■ Written exercise: Take from the listing each line that has the string "resources".

■ Task inputs:
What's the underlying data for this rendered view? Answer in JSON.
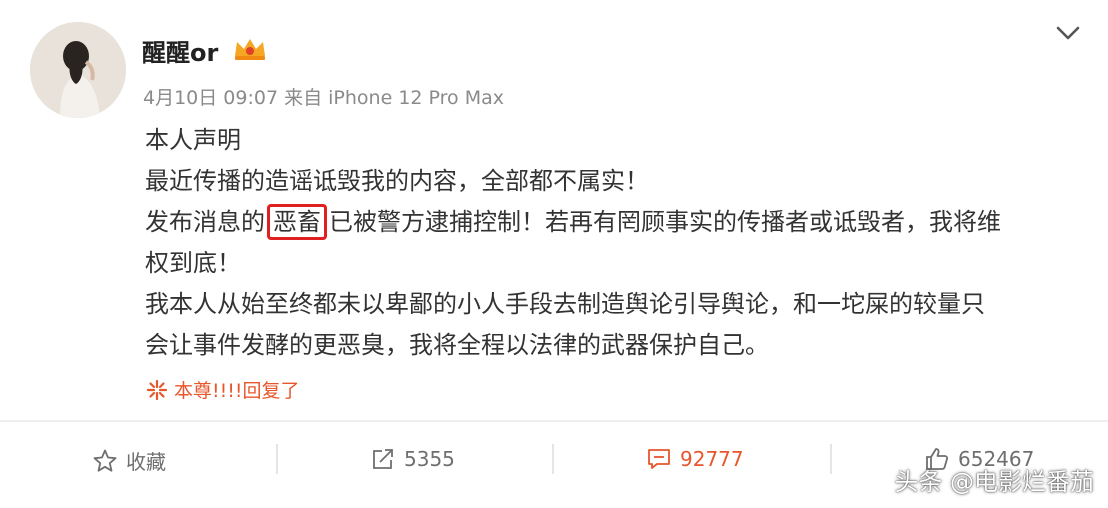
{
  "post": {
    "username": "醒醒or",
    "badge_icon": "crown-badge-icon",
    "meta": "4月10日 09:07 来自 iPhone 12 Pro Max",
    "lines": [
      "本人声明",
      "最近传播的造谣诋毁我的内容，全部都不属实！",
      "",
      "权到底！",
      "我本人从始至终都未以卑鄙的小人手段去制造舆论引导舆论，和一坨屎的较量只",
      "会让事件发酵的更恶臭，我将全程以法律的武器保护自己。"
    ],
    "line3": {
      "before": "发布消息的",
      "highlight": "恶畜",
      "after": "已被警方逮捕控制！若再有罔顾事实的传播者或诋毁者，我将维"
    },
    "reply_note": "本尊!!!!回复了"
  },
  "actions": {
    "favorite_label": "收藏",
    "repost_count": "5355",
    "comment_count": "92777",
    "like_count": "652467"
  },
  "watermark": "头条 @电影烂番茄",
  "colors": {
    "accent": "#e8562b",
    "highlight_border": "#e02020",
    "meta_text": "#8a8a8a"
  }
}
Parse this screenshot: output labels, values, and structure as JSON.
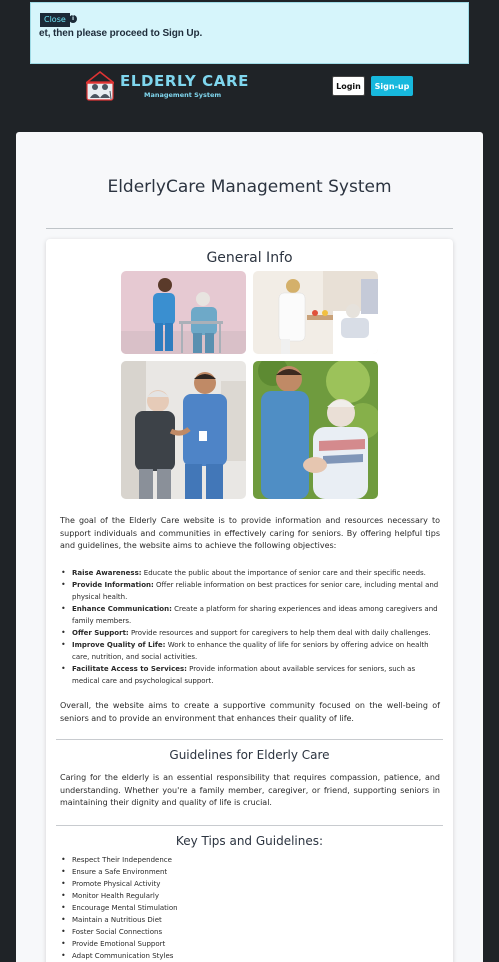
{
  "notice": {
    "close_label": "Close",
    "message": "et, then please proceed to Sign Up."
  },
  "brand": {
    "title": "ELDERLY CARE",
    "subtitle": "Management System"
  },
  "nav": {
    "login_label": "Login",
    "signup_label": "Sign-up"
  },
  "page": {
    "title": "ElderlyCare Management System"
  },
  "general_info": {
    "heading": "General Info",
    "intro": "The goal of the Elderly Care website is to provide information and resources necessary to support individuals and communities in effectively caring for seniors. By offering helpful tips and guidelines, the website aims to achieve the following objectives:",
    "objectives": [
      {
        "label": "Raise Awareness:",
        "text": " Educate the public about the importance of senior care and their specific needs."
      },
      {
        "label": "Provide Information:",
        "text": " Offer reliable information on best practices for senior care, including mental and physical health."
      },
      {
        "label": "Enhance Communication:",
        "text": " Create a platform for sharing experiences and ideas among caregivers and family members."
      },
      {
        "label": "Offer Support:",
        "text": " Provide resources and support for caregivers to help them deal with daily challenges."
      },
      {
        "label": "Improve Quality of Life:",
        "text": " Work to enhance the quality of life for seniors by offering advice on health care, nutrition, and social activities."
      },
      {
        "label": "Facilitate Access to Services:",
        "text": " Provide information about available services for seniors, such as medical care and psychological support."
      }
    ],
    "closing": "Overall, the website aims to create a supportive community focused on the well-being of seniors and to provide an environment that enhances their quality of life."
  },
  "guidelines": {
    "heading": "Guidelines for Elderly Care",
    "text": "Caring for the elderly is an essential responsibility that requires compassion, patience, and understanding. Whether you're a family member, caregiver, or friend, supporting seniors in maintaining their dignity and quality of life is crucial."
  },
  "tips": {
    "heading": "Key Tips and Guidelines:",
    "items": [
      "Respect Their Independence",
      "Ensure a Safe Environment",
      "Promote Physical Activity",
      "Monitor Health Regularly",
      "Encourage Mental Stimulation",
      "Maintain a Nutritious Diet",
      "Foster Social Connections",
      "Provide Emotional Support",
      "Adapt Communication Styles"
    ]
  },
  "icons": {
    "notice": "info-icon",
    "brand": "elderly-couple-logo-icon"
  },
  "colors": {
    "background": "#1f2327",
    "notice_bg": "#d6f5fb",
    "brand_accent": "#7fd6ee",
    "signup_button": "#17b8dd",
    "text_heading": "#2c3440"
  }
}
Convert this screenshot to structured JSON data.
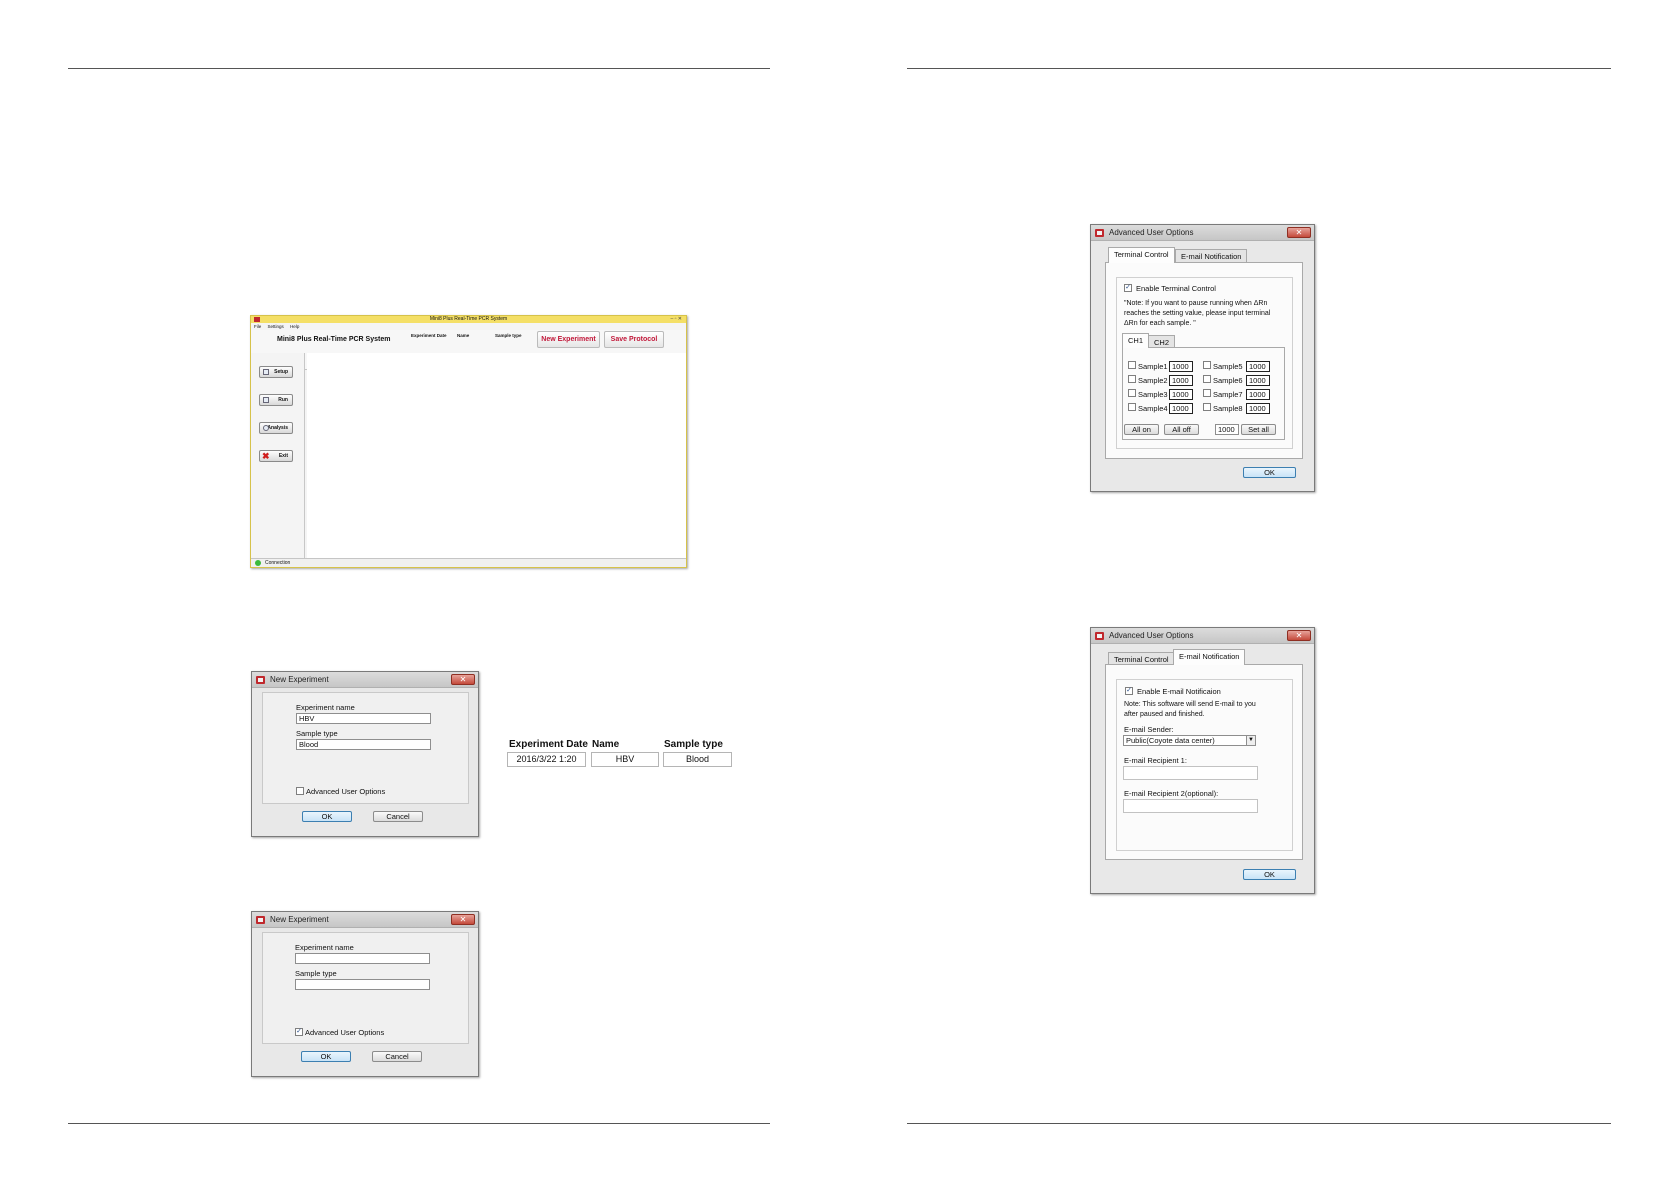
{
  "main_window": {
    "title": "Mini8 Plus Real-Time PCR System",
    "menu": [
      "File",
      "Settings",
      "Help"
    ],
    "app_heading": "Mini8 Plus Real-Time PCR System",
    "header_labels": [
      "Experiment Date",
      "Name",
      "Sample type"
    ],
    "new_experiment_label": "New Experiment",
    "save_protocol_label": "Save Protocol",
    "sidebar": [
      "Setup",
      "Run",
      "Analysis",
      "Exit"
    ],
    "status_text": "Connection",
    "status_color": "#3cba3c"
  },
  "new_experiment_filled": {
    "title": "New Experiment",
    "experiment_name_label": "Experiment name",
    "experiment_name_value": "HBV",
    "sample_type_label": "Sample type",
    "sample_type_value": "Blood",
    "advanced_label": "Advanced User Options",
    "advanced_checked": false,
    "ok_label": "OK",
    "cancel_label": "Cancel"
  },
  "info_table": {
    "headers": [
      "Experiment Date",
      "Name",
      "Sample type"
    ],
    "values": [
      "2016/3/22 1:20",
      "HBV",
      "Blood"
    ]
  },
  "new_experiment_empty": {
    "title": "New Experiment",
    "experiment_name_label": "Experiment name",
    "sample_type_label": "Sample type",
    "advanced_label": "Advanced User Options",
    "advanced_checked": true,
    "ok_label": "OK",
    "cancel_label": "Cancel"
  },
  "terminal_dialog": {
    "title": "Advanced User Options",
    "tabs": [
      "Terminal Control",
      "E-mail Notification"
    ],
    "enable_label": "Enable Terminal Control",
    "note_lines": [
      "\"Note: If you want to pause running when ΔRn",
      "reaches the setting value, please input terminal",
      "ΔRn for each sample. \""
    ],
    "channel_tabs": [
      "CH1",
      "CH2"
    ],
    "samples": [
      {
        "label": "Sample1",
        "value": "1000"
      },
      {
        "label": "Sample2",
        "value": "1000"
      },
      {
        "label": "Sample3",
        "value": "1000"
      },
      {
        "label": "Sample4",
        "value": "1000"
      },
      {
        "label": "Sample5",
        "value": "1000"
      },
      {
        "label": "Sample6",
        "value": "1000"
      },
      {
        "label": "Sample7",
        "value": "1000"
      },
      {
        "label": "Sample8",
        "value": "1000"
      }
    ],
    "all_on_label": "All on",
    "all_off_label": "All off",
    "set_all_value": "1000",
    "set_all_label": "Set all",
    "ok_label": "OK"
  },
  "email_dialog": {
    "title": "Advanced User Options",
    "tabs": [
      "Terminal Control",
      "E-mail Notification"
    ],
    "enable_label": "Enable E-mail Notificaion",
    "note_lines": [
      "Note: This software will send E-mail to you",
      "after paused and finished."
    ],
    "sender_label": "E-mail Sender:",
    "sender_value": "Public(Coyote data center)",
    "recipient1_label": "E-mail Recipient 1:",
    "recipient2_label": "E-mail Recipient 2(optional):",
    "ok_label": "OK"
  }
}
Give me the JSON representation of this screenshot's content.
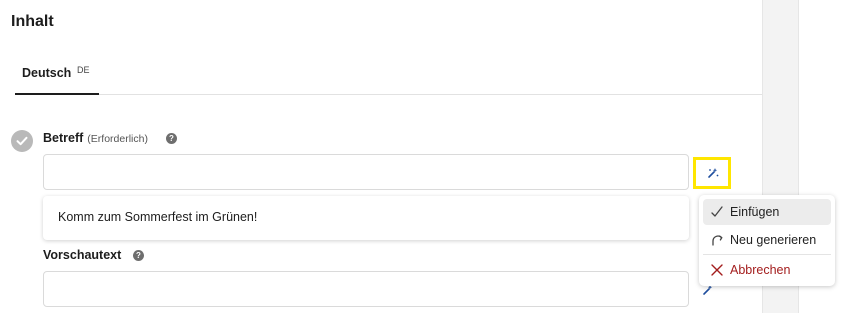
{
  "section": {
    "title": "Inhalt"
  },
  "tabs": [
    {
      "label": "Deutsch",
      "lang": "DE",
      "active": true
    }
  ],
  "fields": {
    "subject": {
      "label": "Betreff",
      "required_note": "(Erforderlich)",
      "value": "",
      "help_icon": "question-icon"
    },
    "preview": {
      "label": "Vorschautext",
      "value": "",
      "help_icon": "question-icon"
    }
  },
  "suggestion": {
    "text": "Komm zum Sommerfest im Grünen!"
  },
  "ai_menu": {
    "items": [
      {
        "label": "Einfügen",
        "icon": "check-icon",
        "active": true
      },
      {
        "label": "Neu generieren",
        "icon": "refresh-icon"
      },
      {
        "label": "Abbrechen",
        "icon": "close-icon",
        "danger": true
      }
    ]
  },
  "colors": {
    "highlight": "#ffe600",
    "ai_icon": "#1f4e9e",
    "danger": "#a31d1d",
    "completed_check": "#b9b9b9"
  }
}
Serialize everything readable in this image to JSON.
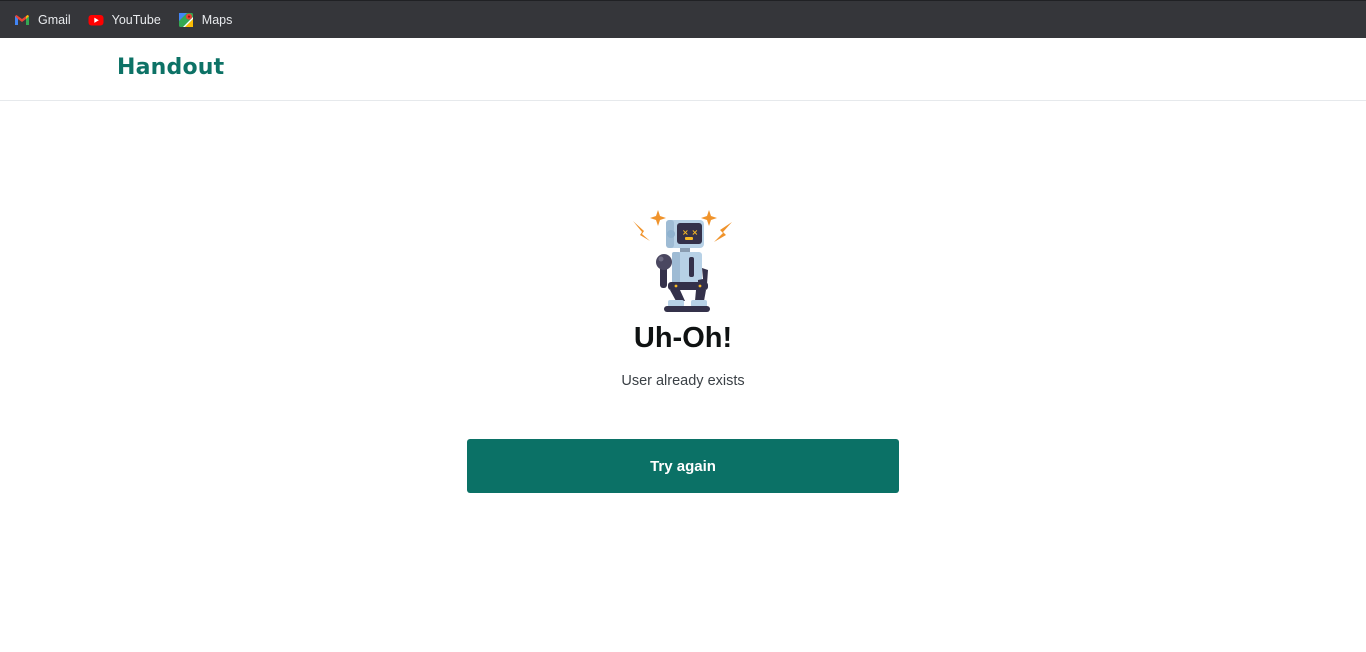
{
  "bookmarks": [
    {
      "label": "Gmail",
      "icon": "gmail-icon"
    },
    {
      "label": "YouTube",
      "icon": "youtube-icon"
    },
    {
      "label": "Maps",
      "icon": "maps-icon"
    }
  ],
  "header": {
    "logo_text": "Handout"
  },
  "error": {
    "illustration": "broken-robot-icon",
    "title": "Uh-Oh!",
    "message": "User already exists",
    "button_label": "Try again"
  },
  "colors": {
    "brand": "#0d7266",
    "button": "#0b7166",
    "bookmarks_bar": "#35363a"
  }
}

■ Exercise result:
    "intro": "The goal of the Elderly Care website is to provide information and resources necessary to support individuals and communities in effectively caring for seniors. By offering helpful tips and guidelines, the website aims to achieve the following objectives:",
        "text": " Provide resources and support for caregivers to help them deal with daily challenges."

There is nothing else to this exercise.